- Country: United States
- Location: Cassville, Wisconsin
- Coordinates: 42°42′30″N 90°59′05″W﻿ / ﻿42.70833°N 90.98472°W
- Status: Decommissioned
- Commission date: 2 units, 1952
- Decommission date: 2015;
- Owner: DTE Energy Services

Thermal power station
- Primary fuel: Wood waste
- Cooling source: Mississippi River

Power generation
- Nameplate capacity: 40 MW

= E. J. Stoneman Generating Station =

E. J. Stoneman Generating Station was an electrical power station located in Cassville in Grant County, Wisconsin. It was originally a coal-fired facility for several decades and a biomass facility for 5 years.

==History==
In 1950, the E.J. Stoneman generating station (“Stoneman”) was built and placed into service by Dairyland Power Cooperative ("Dairyland"). The plant was named after Erle Stoneman, a director of Grant Electric Cooperative and an original incorporator of Dairyland. In 1993, E.J. Stoneman was closed due to economic reasons. In 1996, Dairyland sold the mothballed Stoneman plant to Mid-American Power, an Arkansas-based subsidiary of WPS Resources, and put Stoneman back into operation. In 2007, WPS Resources merged with a group of Illinois natural gas utilities, forming Integrys Energy. In 2008, Integrys sold Stoneman to DTE Stoneman, LLC, a non-utility subsidiary of DTE Energy. One week later, Dairyland Power announced an agreement to purchase the facility’s entire 40 MW net output from DTE upon conversion to a biomass-burning plant.

Between 2008 and 2010, Stoneman was converted by facility owner DTE Energy Services from a 100% coal-burning to a 100% woody biomass-burning plant. Commercial operation of the 40 MW biomass facility began on October 8, 2010. Renewable energy from the DTE Stoneman plant powered up to 30,000 homes served by the Dairyland system.

In 2013, the renewable energy facility was fined $150,000 by the state of Wisconsin for numerous violations of the facility air pollution control permit. In 2015, it was announced that Stoneman would close by the end of the year following the termination of a power purchasing agreement with Dairyland Coop. During the five-year period of biomass operation, neighbors had also complained of charcoal-like soot residue on their homes and vehicles. DTE cited economic conditions as the reason for the closure rather than the failure of biomass electrical generation in general. Low natural gas prices benefiting competitors and high transportation costs for biomass fuel were cited as reasons for closure.

▸ **Dataset section**
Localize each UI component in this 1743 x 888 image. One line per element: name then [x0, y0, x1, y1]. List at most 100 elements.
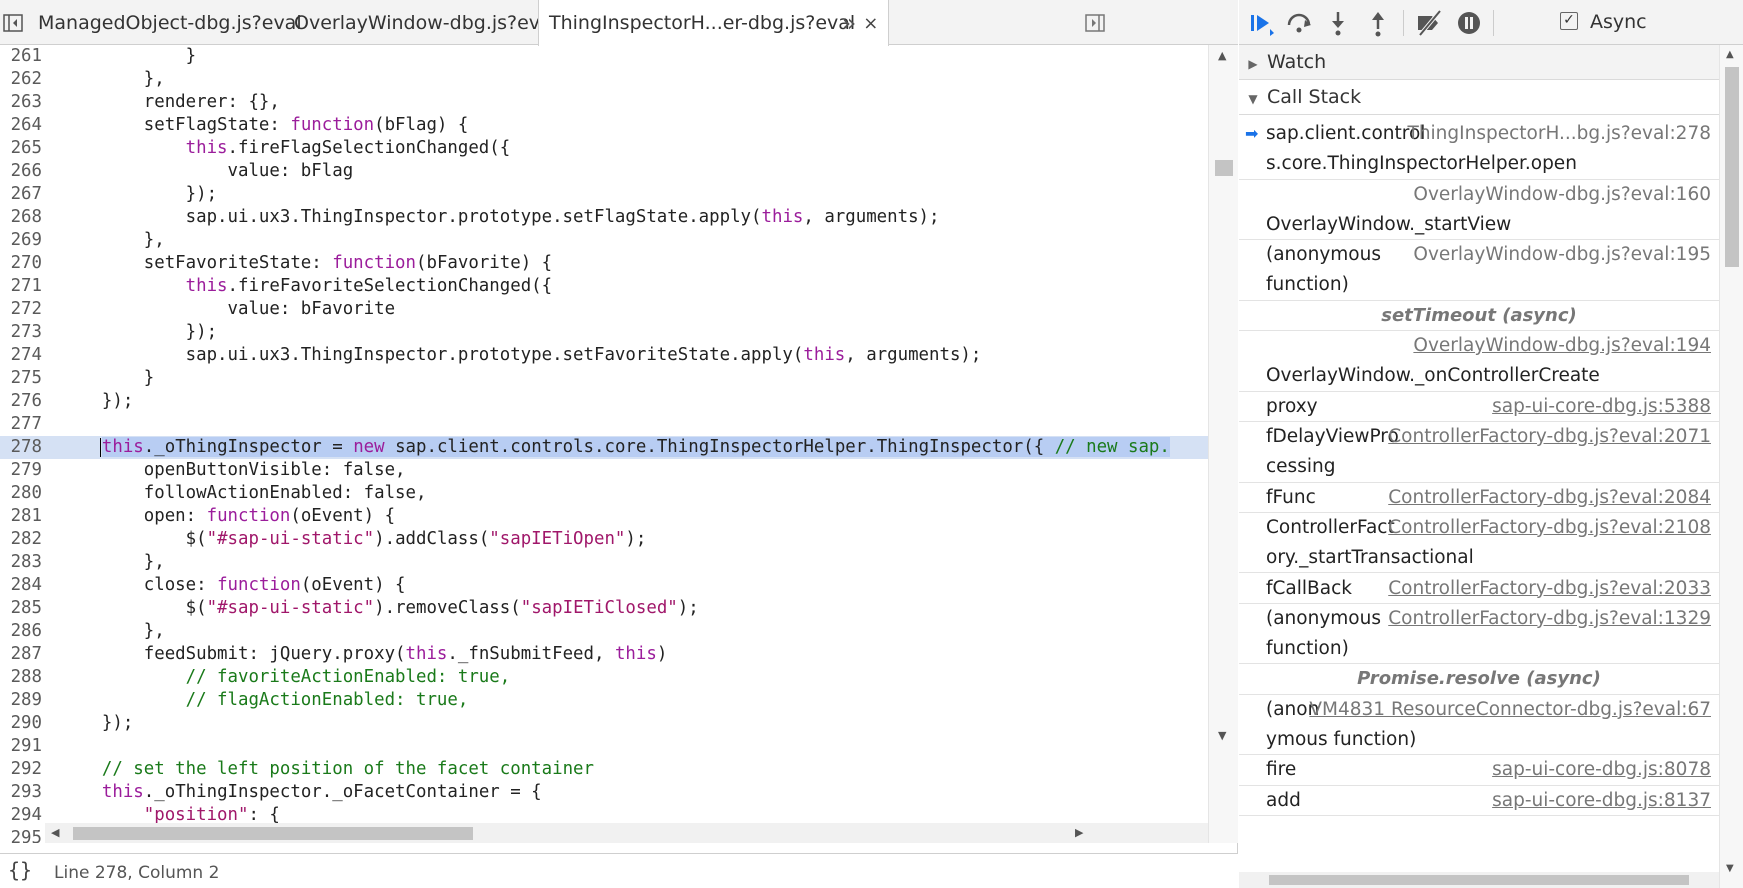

▸ **What to work on**
#1 In the text on the E. J. Stoneman Generating Station, translate this sentence into Spanish: "Commercial operation of the 40 MW biomass facility began on October 8, 2010."
#2 Write the next part of the text on the E. J. Stoneman Generating Station, picking up after its last sentence.

▸ **Answers for this exercise**
#1 La operación comercial de la instalación de biomasa de 40 MW comenzó el 8 de octubre de 2010.

#2
==Environment==
Stoneman's Electrostatic Precipitator (“ESP”) was upgraded during the conversion from a coal plant to a wood-fired biomass facility. The modifications to the ESP allow the system to collect more particulate and work more efficiently. A Selective non-catalytic reduction (“SNCR”) system was also installed to reduce NOx emissions. A continuous emission monitoring system automatically records data that are used for reports to regulatory agencies. All received fuel is screened; all fuel must comply with strict regulations. Monthly composite samples are sent to a third-party lab for testing and analytics. Although the plant was said to be in compliance with all permits and regulations nearby residents continued to report charcoal-like soot residue, and a $150,000 fine was imposed in 2013 for not complying with clean air permits.

==Community==
DTE Stoneman directly employed over thirty people full-time, all local residents. The plant spent millions of dollars annually in maintenance costs, largely spent with local companies. Over fifty truck drivers and other personnel were indirectly employed to support the fuel supply of the plant. Stoneman made charitable contributions to over twenty-five different local organizations. Stoneman provided training and purchased equipment for the Confined Space Rescue Qualification program for the local fire department. This program benefited Cassville and surrounding communities to assist in the event someone is trapped in a confined space, such as a grain silo or a mine.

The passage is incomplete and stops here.